#### DIRECTION:
Quote the entries in full, character for character, without their images.

#### Collected data entries:

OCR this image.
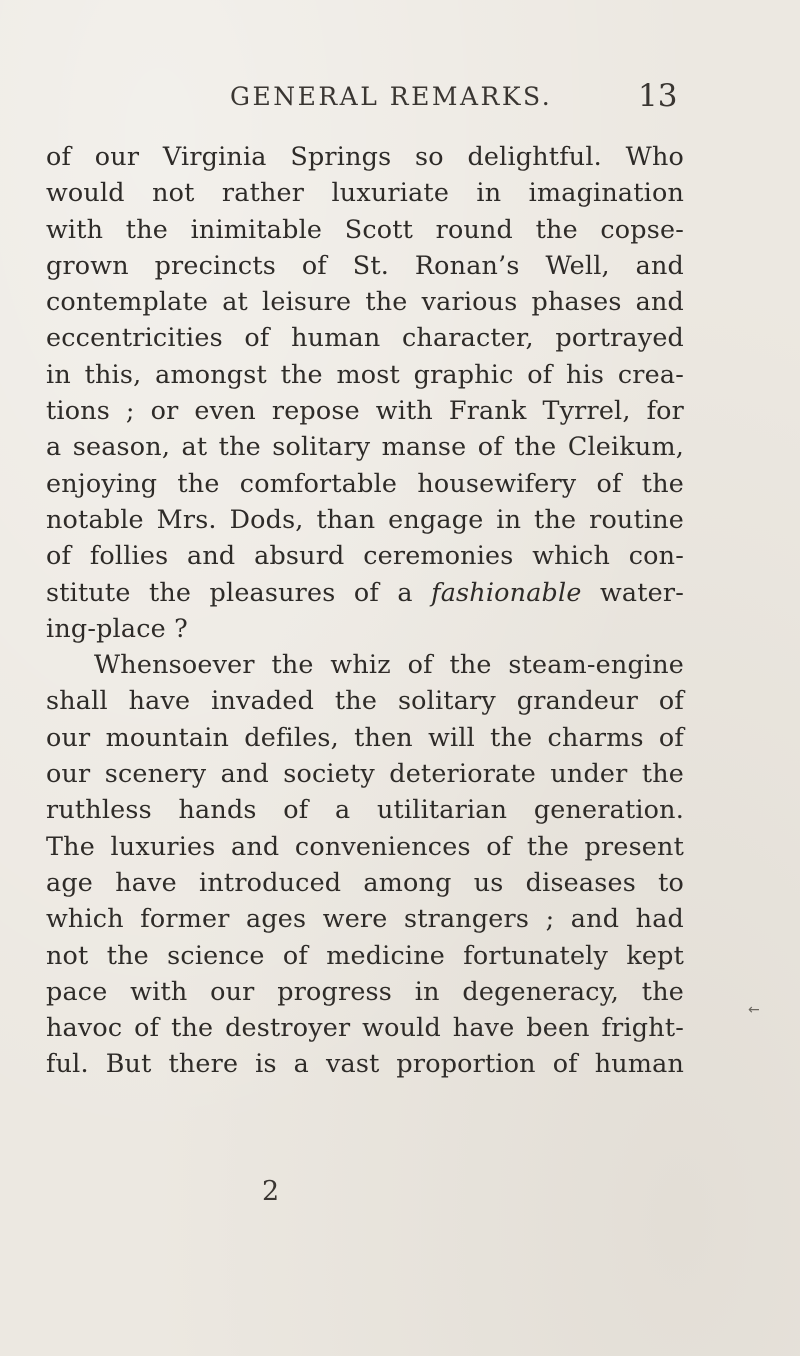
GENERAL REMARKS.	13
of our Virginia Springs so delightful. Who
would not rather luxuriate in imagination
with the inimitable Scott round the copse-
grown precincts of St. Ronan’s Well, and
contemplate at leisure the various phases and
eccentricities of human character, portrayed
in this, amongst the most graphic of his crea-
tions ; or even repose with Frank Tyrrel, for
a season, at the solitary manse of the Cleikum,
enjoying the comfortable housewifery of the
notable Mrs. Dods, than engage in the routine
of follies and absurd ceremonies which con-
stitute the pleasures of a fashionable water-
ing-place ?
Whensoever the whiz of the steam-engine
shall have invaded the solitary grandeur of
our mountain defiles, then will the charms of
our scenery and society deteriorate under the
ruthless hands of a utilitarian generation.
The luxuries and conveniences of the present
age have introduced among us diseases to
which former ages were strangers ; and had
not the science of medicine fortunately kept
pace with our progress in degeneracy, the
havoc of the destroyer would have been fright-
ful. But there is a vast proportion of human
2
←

#### OUTPUT BELOW:
OCR this image.
GENERAL REMARKS.	13
of our Virginia Springs so delightful. Who
would not rather luxuriate in imagination
with the inimitable Scott round the copse-
grown precincts of St. Ronan’s Well, and
contemplate at leisure the various phases and
eccentricities of human character, portrayed
in this, amongst the most graphic of his crea-
tions ; or even repose with Frank Tyrrel, for
a season, at the solitary manse of the Cleikum,
enjoying the comfortable housewifery of the
notable Mrs. Dods, than engage in the routine
of follies and absurd ceremonies which con-
stitute the pleasures of a fashionable water-
ing-place ?
Whensoever the whiz of the steam-engine
shall have invaded the solitary grandeur of
our mountain defiles, then will the charms of
our scenery and society deteriorate under the
ruthless hands of a utilitarian generation.
The luxuries and conveniences of the present
age have introduced among us diseases to
which former ages were strangers ; and had
not the science of medicine fortunately kept
pace with our progress in degeneracy, the
havoc of the destroyer would have been fright-
ful. But there is a vast proportion of human
2
←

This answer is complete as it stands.